-- START OF LISTING --
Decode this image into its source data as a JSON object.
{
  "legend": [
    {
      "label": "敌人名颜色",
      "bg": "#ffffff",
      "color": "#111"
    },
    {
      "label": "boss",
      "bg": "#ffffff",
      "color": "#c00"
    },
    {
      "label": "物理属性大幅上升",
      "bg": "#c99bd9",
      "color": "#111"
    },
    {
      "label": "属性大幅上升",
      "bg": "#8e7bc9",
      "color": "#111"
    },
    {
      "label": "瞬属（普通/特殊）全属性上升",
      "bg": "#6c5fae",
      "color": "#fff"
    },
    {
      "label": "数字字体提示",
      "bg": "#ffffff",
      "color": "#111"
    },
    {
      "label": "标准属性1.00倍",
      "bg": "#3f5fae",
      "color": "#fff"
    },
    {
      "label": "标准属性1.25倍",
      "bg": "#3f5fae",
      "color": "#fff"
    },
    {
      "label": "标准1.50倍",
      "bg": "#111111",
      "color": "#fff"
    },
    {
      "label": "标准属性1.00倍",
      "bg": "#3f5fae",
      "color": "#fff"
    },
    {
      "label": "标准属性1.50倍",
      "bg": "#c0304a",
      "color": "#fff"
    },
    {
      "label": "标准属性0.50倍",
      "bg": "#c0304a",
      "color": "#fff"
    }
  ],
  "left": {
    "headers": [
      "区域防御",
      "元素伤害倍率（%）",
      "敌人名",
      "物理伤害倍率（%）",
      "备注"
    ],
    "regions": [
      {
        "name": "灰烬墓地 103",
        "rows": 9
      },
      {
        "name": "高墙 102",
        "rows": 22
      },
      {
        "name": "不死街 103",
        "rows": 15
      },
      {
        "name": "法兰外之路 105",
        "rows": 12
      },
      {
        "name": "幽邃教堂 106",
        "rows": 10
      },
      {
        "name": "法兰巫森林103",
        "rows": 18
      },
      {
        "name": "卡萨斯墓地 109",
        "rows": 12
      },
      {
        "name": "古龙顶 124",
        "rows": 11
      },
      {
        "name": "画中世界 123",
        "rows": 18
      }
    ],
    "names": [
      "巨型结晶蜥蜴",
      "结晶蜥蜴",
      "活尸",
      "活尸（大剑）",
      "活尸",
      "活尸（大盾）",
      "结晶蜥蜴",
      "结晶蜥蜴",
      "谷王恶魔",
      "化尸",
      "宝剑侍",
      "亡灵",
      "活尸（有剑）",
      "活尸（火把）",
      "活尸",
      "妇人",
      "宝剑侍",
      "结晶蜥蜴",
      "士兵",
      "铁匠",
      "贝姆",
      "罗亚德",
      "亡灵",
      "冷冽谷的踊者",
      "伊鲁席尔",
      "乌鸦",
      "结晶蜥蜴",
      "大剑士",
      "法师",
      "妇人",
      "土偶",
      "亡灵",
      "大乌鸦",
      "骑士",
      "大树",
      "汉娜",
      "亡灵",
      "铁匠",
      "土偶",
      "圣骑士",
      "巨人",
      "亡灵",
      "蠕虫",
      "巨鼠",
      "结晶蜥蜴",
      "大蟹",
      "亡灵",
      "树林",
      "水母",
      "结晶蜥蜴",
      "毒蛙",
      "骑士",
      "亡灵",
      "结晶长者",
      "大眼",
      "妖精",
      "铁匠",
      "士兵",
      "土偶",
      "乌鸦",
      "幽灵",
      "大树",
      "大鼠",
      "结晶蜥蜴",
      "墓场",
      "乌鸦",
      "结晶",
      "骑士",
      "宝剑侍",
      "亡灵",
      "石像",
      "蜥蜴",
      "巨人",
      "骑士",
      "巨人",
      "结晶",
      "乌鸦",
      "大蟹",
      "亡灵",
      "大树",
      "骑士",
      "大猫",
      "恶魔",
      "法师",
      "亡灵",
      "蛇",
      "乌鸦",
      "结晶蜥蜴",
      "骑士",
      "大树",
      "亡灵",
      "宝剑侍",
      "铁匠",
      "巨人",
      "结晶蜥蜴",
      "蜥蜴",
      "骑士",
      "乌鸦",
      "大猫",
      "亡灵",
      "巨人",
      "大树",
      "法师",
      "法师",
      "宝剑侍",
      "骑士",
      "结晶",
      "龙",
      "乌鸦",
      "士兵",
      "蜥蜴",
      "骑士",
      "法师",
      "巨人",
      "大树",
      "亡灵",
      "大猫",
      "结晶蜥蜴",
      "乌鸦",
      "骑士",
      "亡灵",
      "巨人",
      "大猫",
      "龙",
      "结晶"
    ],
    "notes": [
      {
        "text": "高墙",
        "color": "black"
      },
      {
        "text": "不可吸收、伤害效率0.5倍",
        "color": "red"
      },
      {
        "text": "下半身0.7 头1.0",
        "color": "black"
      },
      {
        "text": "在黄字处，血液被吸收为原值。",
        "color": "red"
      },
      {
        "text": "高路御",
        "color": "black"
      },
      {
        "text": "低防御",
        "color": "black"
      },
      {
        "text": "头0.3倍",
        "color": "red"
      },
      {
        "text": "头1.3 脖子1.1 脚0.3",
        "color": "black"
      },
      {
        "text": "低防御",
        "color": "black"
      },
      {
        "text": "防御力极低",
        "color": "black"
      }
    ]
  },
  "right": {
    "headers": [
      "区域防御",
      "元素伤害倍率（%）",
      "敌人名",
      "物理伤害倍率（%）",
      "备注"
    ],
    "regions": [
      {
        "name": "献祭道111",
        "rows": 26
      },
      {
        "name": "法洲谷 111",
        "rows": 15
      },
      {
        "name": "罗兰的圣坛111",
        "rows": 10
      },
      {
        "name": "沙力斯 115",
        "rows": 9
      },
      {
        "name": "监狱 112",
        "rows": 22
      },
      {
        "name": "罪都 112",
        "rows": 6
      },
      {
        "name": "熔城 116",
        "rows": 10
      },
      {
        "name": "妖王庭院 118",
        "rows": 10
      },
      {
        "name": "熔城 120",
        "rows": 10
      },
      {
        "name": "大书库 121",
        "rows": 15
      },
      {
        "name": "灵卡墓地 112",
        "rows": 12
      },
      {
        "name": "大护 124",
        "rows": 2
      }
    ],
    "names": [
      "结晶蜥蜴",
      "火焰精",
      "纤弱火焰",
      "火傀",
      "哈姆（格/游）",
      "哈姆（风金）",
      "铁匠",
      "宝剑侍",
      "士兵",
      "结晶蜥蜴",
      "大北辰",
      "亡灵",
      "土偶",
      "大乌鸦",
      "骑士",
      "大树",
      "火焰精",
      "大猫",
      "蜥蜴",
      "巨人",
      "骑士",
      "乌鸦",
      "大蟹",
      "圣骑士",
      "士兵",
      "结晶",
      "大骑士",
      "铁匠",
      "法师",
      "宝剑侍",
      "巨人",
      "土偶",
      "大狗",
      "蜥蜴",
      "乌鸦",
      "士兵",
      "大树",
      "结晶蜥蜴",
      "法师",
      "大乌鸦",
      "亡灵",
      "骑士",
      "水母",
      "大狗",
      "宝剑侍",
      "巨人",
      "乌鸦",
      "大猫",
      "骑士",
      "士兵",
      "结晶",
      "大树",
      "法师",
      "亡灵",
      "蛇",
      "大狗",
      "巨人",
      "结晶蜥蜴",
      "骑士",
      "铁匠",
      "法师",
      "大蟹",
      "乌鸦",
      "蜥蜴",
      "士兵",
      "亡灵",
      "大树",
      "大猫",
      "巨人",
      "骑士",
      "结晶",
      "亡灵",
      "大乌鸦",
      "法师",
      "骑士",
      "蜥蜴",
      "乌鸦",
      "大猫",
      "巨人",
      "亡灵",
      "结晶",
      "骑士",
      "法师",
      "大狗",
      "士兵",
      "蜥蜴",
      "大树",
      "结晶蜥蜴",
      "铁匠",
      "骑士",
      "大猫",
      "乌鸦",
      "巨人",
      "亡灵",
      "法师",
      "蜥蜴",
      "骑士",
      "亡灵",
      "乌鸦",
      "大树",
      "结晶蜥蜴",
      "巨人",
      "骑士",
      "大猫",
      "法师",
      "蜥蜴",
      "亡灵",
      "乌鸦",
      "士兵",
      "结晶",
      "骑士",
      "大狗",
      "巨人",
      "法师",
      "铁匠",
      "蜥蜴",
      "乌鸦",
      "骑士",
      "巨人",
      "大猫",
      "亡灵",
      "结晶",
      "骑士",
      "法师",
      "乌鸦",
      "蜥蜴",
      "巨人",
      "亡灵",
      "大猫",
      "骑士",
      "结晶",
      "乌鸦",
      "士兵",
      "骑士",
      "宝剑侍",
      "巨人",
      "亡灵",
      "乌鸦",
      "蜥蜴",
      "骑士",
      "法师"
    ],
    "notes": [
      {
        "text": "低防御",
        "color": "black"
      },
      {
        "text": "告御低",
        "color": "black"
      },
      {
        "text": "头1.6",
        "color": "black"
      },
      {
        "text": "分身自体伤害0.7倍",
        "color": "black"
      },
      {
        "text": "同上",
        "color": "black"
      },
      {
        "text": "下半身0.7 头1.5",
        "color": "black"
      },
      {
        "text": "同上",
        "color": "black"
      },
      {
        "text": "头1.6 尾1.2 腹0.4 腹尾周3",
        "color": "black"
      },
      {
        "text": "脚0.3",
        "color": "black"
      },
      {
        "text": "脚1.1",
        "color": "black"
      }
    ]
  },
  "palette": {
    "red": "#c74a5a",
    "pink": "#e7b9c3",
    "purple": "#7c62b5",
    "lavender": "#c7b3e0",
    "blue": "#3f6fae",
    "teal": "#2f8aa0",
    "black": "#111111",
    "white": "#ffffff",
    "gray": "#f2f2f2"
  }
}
-- END OF LISTING --
**DIRECTIVE:** Where does the word "label" appear in the listing? List each line that holds it.

**FULL SOLUTION:**
      "label": "敌人名颜色",
      "label": "boss",
      "label": "物理属性大幅上升",
      "label": "属性大幅上升",
      "label": "瞬属（普通/特殊）全属性上升",
      "label": "数字字体提示",
      "label": "标准属性1.00倍",
      "label": "标准属性1.25倍",
      "label": "标准1.50倍",
      "label": "标准属性1.00倍",
      "label": "标准属性1.50倍",
      "label": "标准属性0.50倍",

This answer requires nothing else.